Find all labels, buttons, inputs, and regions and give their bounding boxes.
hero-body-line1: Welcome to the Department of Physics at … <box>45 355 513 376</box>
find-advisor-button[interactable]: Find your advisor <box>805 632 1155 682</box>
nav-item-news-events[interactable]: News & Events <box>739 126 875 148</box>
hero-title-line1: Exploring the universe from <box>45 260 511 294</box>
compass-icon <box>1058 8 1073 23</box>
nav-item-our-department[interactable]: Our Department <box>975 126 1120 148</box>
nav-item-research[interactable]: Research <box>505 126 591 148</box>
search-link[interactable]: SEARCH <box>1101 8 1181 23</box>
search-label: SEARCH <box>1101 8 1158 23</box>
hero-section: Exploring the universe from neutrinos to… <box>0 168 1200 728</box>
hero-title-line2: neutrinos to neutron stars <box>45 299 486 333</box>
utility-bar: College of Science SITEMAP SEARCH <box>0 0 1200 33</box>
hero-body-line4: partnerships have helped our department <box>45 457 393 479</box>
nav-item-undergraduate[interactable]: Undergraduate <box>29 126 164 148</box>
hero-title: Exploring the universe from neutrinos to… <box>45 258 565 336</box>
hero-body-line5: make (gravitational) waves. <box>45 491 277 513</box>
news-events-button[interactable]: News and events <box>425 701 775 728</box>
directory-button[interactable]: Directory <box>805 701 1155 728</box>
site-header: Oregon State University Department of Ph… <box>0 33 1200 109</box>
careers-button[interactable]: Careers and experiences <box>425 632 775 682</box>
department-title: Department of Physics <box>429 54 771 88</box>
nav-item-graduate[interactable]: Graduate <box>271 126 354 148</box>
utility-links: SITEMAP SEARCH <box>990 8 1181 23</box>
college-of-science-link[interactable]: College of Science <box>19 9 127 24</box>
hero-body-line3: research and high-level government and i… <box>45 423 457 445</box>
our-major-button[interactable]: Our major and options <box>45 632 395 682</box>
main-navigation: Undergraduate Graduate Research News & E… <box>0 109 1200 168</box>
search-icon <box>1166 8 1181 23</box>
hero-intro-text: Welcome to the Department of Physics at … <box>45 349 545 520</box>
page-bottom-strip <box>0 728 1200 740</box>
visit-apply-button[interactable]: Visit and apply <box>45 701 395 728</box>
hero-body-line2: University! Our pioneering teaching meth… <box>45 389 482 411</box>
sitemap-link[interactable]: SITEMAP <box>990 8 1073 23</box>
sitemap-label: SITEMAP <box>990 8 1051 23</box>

*The task:* Copy out, line for line and without changes, everything from the start of the records down to the line that contains "hero-title-line2: neutrinos to", including that line.

*Answer to the task:*
Find all labels, buttons, inputs, and regions and give their bounding boxes.
hero-body-line1: Welcome to the Department of Physics at … <box>45 355 513 376</box>
find-advisor-button[interactable]: Find your advisor <box>805 632 1155 682</box>
nav-item-news-events[interactable]: News & Events <box>739 126 875 148</box>
hero-title-line1: Exploring the universe from <box>45 260 511 294</box>
compass-icon <box>1058 8 1073 23</box>
nav-item-our-department[interactable]: Our Department <box>975 126 1120 148</box>
nav-item-research[interactable]: Research <box>505 126 591 148</box>
search-link[interactable]: SEARCH <box>1101 8 1181 23</box>
search-label: SEARCH <box>1101 8 1158 23</box>
hero-section: Exploring the universe from neutrinos to… <box>0 168 1200 728</box>
hero-title-line2: neutrinos to neutron stars <box>45 299 486 333</box>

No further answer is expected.